Problem to solve:
In the records that follow, show each line where the word "أفريقيا" is present.

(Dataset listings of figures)

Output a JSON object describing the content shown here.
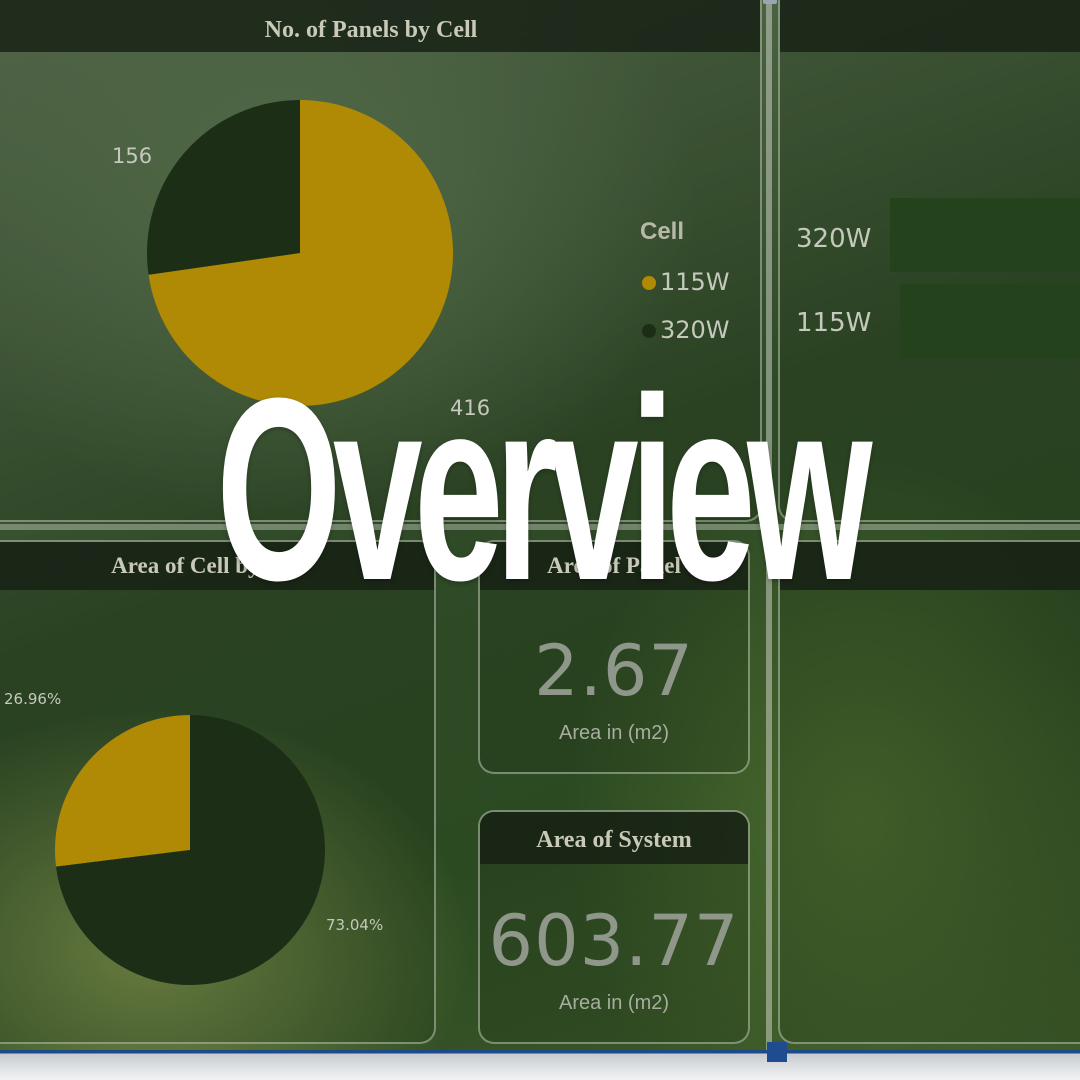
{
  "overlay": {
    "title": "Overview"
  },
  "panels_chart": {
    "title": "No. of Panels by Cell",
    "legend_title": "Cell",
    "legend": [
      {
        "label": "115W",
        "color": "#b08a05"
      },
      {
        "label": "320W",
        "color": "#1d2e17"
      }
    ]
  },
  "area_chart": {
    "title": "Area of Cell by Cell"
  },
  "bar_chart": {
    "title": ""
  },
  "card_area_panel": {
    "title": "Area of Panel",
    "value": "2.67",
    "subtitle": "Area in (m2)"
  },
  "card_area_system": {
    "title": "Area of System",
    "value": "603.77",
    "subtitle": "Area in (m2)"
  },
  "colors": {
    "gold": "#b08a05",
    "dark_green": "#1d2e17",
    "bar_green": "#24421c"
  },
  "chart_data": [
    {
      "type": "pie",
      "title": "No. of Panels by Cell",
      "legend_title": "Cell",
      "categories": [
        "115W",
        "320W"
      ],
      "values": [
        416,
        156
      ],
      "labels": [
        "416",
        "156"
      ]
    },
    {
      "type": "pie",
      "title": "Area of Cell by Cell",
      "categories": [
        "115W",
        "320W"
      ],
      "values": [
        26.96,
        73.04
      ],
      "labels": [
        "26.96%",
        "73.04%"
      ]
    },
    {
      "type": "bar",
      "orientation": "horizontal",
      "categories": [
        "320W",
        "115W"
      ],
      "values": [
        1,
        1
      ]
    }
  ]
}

---

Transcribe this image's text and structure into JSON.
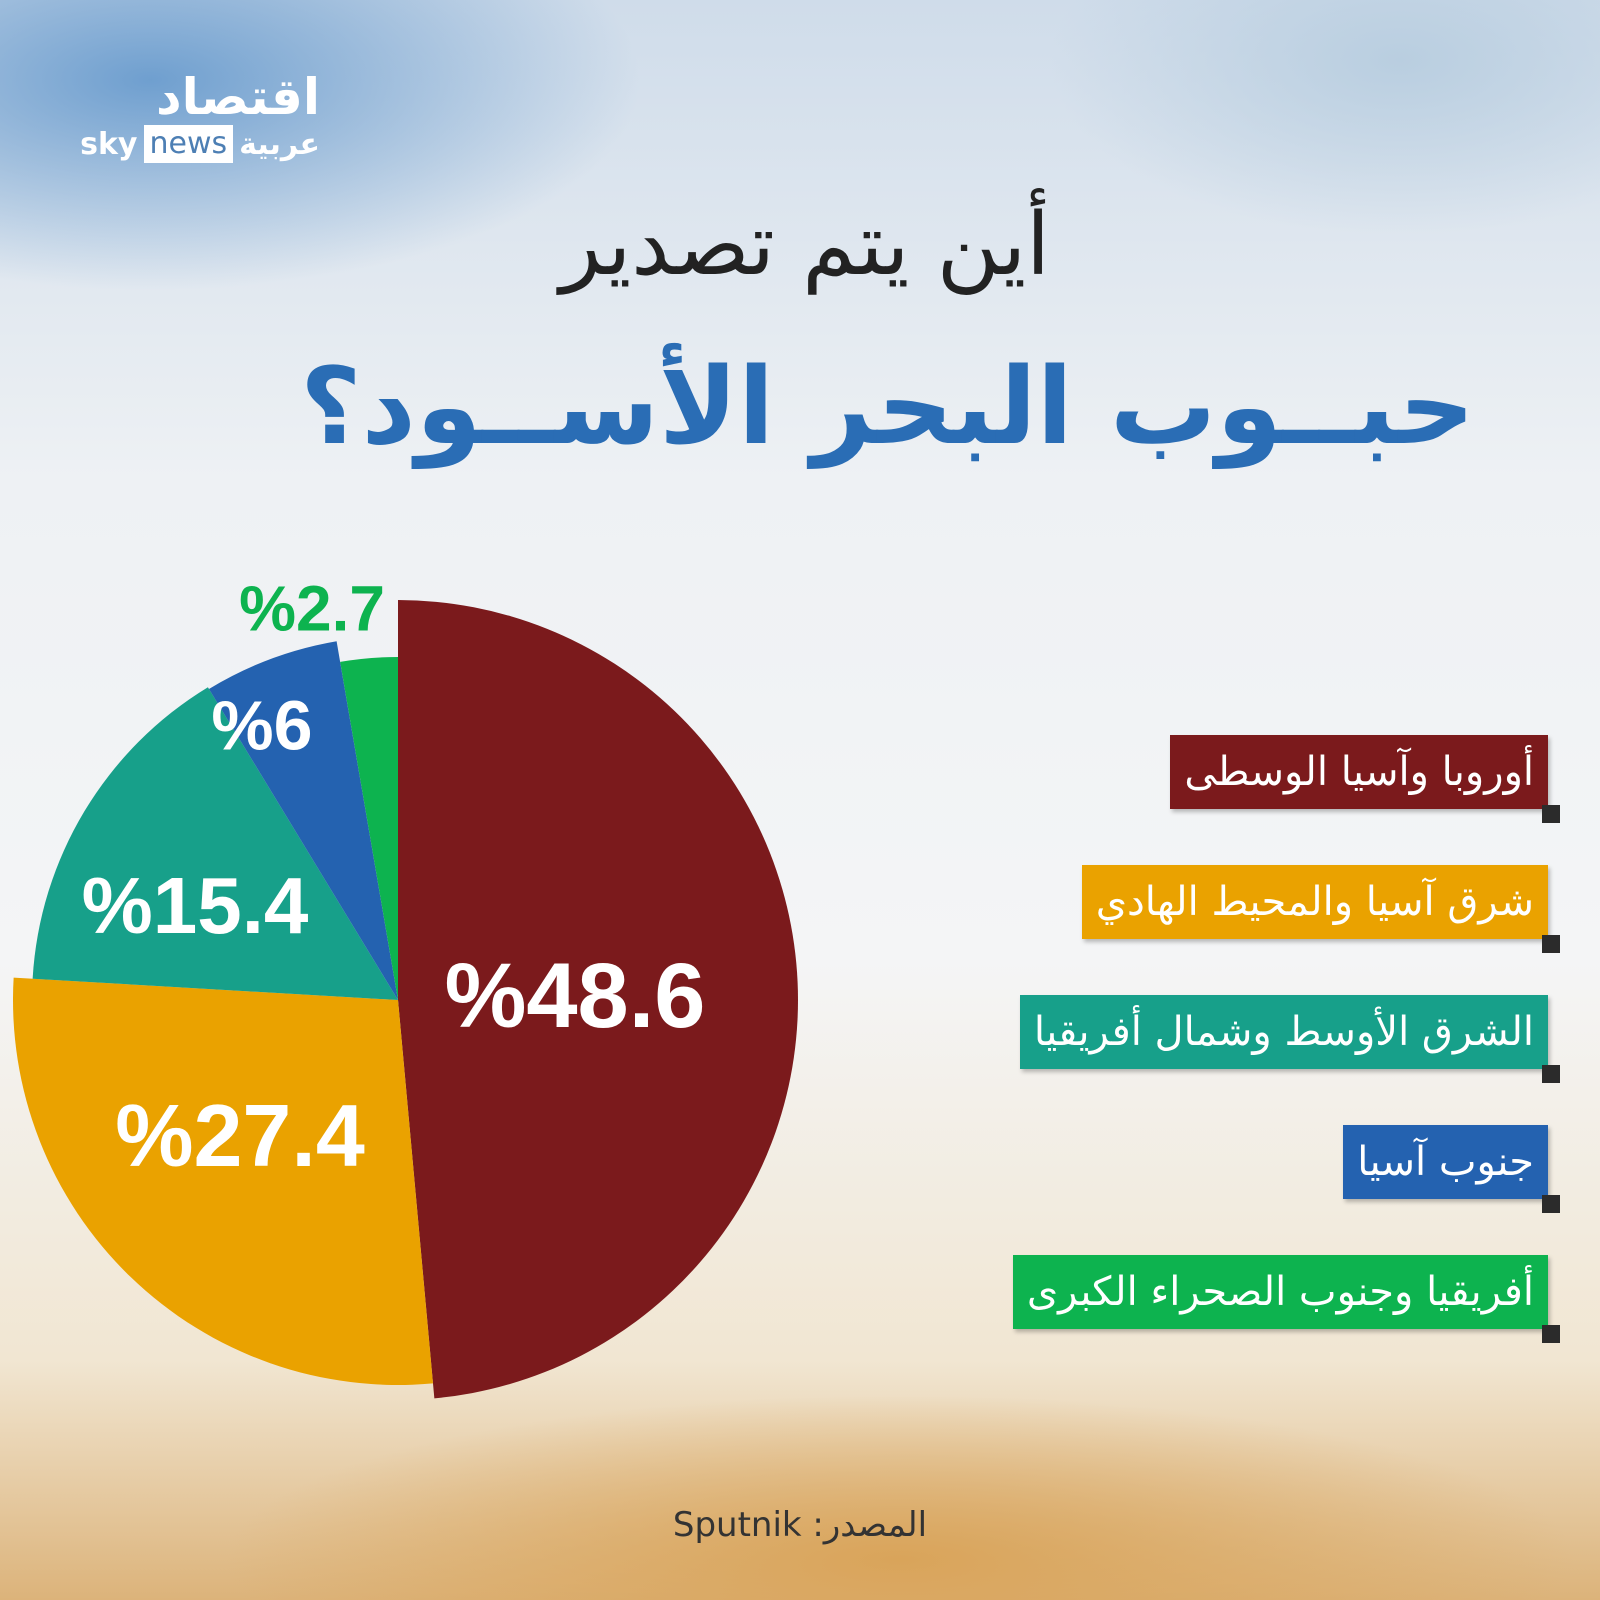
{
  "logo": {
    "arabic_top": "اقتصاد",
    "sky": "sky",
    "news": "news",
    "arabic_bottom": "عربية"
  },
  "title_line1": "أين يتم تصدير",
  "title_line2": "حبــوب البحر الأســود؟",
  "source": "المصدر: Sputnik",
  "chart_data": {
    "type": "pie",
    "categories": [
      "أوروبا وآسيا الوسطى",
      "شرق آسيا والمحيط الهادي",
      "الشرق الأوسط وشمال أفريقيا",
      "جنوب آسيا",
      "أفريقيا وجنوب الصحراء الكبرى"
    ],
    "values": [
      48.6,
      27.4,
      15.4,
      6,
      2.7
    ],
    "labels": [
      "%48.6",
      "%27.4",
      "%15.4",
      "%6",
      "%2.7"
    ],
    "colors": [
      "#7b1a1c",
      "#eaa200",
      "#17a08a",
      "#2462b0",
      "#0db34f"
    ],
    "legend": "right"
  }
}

Complete output:
      "الشرق الأوسط وشمال أفريقيا",
      "أفريقيا وجنوب الصحراء الكبرى"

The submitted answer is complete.